### Problem requirements
Go through the records and extract every line with the word "NYMEX".
** start Records for this exercise **
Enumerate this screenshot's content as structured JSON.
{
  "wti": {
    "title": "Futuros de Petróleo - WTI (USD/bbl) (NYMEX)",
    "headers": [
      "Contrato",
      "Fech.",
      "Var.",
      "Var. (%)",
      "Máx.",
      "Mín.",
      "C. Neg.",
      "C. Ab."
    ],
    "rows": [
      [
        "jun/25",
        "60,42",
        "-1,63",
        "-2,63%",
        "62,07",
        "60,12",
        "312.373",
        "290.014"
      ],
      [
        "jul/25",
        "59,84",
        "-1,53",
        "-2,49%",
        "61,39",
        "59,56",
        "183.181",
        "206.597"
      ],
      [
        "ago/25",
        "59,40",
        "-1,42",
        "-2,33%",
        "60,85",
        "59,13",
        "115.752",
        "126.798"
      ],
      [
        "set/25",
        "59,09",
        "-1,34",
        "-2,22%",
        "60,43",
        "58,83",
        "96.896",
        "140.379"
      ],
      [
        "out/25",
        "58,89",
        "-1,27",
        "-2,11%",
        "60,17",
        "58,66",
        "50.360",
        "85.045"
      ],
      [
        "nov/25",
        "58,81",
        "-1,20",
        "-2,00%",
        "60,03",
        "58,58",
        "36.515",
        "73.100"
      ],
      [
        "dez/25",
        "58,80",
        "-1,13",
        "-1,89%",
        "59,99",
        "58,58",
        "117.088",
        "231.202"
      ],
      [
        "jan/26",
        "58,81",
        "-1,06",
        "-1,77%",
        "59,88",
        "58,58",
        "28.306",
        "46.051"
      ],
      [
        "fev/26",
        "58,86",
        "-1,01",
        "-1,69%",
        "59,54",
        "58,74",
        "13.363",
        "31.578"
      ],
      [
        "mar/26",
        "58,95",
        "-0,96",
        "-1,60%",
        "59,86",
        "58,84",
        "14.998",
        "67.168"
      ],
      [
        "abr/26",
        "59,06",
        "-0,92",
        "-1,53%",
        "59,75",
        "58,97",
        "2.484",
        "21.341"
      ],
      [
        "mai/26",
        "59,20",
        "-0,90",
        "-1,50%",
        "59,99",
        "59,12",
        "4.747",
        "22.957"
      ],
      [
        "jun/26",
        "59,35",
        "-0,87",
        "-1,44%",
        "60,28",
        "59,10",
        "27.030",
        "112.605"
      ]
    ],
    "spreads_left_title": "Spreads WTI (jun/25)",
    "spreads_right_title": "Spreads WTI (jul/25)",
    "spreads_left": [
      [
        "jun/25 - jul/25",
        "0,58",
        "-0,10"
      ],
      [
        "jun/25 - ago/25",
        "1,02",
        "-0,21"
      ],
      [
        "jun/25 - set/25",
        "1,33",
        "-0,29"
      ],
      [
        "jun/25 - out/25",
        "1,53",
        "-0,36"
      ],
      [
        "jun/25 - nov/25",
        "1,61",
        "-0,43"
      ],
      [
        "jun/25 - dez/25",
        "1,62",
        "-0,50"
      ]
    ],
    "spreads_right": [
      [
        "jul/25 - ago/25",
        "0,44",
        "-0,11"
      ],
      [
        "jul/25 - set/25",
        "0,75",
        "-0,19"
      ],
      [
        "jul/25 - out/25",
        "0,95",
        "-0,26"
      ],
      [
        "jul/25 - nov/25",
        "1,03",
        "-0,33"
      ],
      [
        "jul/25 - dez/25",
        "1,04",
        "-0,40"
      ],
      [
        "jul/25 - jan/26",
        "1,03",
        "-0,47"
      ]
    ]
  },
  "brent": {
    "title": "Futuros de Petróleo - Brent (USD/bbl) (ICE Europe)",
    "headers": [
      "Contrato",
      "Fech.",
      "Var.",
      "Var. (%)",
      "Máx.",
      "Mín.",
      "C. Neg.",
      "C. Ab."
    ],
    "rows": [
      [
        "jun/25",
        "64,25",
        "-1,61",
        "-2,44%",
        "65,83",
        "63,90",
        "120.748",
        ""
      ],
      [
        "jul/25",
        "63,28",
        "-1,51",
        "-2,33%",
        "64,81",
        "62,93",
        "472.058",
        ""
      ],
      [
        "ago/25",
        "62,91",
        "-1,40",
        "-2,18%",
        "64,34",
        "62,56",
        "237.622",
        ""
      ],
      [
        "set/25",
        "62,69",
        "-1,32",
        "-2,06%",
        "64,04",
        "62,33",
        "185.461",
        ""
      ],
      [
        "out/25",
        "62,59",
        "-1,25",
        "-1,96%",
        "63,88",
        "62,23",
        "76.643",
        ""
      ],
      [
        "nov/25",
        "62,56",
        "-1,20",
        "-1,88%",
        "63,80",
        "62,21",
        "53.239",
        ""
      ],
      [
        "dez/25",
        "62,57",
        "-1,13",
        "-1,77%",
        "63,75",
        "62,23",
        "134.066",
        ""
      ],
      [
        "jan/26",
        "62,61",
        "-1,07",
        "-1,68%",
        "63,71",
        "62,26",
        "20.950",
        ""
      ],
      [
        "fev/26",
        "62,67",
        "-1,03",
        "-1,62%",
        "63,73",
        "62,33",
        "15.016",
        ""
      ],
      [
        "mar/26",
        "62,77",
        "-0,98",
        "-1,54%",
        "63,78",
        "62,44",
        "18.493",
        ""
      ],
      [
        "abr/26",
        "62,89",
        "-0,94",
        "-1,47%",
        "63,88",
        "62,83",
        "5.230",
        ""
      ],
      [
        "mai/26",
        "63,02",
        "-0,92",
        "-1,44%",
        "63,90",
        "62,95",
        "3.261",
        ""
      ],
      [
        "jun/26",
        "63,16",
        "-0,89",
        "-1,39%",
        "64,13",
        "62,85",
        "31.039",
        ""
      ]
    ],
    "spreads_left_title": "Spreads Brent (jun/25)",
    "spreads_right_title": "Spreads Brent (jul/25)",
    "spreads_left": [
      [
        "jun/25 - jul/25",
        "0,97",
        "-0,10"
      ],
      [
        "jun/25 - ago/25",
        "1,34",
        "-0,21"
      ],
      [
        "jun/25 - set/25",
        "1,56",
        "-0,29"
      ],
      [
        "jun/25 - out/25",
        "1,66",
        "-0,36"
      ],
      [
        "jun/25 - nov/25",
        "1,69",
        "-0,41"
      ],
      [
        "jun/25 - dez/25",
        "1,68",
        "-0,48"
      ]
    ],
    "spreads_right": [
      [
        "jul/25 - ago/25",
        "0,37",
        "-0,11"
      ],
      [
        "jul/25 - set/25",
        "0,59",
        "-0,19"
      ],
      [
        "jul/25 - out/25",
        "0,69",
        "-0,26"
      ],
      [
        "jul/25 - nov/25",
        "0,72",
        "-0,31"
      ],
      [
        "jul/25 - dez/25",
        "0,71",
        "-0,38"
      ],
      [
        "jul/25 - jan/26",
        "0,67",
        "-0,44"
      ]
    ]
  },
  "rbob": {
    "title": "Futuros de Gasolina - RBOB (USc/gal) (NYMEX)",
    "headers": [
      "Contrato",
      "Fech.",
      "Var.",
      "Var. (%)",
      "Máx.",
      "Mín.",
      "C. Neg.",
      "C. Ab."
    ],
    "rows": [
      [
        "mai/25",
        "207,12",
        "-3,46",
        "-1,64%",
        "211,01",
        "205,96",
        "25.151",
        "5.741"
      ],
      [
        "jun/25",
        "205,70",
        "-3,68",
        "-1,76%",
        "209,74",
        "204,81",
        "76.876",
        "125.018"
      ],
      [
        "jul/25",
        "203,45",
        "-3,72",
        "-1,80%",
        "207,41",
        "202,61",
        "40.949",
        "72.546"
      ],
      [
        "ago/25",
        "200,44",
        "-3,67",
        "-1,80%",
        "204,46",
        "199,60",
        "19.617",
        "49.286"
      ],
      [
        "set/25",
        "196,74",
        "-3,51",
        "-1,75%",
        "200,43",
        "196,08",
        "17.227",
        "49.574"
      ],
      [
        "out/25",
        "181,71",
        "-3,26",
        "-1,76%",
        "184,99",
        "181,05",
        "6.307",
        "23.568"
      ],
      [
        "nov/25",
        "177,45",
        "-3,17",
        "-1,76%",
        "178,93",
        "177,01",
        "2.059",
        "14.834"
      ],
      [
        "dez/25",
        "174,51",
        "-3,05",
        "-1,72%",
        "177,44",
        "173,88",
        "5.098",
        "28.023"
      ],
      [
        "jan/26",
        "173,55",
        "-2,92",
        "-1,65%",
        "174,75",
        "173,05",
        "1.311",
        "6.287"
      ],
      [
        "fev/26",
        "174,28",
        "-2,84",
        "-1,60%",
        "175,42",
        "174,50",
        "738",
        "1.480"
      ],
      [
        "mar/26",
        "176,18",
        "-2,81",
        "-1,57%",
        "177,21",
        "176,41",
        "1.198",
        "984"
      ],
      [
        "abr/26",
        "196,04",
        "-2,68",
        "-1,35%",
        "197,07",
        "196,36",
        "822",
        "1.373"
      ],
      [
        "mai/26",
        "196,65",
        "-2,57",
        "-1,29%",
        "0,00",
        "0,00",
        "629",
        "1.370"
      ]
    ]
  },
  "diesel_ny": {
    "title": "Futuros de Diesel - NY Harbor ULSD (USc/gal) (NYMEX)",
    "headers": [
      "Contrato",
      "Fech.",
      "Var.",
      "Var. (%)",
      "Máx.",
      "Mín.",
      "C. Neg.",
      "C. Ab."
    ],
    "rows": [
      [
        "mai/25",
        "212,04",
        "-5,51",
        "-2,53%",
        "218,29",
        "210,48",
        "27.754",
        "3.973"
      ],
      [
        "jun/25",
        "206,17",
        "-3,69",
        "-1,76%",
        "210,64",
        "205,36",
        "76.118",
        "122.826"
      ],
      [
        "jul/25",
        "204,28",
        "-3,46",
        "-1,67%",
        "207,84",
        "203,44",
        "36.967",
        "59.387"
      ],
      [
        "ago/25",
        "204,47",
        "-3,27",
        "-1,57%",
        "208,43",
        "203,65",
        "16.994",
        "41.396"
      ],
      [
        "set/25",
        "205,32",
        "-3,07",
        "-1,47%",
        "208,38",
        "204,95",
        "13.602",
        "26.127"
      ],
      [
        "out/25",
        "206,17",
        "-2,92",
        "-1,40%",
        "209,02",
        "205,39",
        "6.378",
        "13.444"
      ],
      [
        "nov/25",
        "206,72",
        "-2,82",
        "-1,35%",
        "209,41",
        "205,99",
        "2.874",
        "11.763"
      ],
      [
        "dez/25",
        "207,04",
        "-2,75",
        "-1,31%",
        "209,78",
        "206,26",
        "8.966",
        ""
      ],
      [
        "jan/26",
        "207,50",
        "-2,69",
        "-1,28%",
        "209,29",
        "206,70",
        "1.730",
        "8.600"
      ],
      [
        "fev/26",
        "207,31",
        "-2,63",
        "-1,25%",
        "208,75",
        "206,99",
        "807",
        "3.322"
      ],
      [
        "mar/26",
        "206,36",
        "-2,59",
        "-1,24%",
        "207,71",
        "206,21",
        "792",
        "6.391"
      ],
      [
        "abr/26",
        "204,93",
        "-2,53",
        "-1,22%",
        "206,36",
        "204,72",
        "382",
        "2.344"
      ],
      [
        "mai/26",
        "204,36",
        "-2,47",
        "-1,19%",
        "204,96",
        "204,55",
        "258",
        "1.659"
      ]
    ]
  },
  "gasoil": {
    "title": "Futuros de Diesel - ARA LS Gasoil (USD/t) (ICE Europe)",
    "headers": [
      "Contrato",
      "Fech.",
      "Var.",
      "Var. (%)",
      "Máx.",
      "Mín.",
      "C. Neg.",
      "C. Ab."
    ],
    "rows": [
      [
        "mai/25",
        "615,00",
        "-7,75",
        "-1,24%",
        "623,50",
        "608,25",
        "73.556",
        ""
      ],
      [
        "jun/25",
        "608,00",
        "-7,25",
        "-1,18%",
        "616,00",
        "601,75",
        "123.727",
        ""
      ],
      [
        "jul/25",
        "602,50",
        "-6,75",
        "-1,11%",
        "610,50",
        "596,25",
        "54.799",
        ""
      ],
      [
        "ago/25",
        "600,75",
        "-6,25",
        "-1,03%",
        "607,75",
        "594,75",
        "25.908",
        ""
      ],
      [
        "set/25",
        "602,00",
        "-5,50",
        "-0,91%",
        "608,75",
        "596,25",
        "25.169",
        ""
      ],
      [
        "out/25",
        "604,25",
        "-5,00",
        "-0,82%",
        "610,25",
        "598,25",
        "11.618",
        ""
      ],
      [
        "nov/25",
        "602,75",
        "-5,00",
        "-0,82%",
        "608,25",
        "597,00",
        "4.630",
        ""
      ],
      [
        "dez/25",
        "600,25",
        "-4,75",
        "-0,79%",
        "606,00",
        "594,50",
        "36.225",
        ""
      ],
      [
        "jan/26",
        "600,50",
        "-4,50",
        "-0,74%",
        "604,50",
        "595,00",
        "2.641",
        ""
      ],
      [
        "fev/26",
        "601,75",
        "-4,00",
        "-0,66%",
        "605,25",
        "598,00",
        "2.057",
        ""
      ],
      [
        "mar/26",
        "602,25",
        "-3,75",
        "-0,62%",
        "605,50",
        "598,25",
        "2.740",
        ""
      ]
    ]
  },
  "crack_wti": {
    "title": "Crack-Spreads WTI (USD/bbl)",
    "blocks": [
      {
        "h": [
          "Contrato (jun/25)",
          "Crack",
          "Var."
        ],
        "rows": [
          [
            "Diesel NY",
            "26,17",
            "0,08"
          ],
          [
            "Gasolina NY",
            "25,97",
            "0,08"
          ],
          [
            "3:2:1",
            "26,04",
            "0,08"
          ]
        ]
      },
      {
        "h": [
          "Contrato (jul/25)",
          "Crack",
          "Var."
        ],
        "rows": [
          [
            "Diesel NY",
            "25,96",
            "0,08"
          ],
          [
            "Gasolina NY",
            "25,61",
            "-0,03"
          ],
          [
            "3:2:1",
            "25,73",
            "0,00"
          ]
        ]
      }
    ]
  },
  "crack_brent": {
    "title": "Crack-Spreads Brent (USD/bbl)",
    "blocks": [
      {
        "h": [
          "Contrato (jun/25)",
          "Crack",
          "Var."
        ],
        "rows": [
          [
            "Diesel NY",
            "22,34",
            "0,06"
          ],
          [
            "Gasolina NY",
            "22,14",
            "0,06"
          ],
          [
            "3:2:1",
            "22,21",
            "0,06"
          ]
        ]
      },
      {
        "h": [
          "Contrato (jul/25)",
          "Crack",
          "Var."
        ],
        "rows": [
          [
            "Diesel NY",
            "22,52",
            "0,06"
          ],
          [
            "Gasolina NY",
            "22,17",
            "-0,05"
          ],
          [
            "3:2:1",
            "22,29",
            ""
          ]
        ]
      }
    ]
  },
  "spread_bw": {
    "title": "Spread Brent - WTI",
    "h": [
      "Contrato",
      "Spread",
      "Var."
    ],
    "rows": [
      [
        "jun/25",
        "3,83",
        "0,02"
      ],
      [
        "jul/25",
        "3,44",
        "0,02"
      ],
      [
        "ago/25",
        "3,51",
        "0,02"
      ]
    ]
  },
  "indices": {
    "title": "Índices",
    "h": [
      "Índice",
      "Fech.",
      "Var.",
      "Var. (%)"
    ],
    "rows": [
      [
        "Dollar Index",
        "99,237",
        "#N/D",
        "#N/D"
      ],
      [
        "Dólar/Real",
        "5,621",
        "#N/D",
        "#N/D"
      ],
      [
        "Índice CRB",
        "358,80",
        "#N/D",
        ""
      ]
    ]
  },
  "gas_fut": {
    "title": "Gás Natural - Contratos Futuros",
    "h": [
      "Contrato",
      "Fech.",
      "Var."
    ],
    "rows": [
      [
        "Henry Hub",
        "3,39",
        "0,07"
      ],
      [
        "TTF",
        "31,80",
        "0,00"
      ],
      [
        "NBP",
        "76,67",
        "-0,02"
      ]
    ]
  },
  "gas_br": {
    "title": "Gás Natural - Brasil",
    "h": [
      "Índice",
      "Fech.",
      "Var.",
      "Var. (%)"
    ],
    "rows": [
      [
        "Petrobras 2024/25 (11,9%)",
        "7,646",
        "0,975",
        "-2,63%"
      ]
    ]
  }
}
** end Records for this exercise **
### The solution
    "title": "Futuros de Petróleo - WTI (USD/bbl) (NYMEX)",
    "title": "Futuros de Gasolina - RBOB (USc/gal) (NYMEX)",
    "title": "Futuros de Diesel - NY Harbor ULSD (USc/gal) (NYMEX)",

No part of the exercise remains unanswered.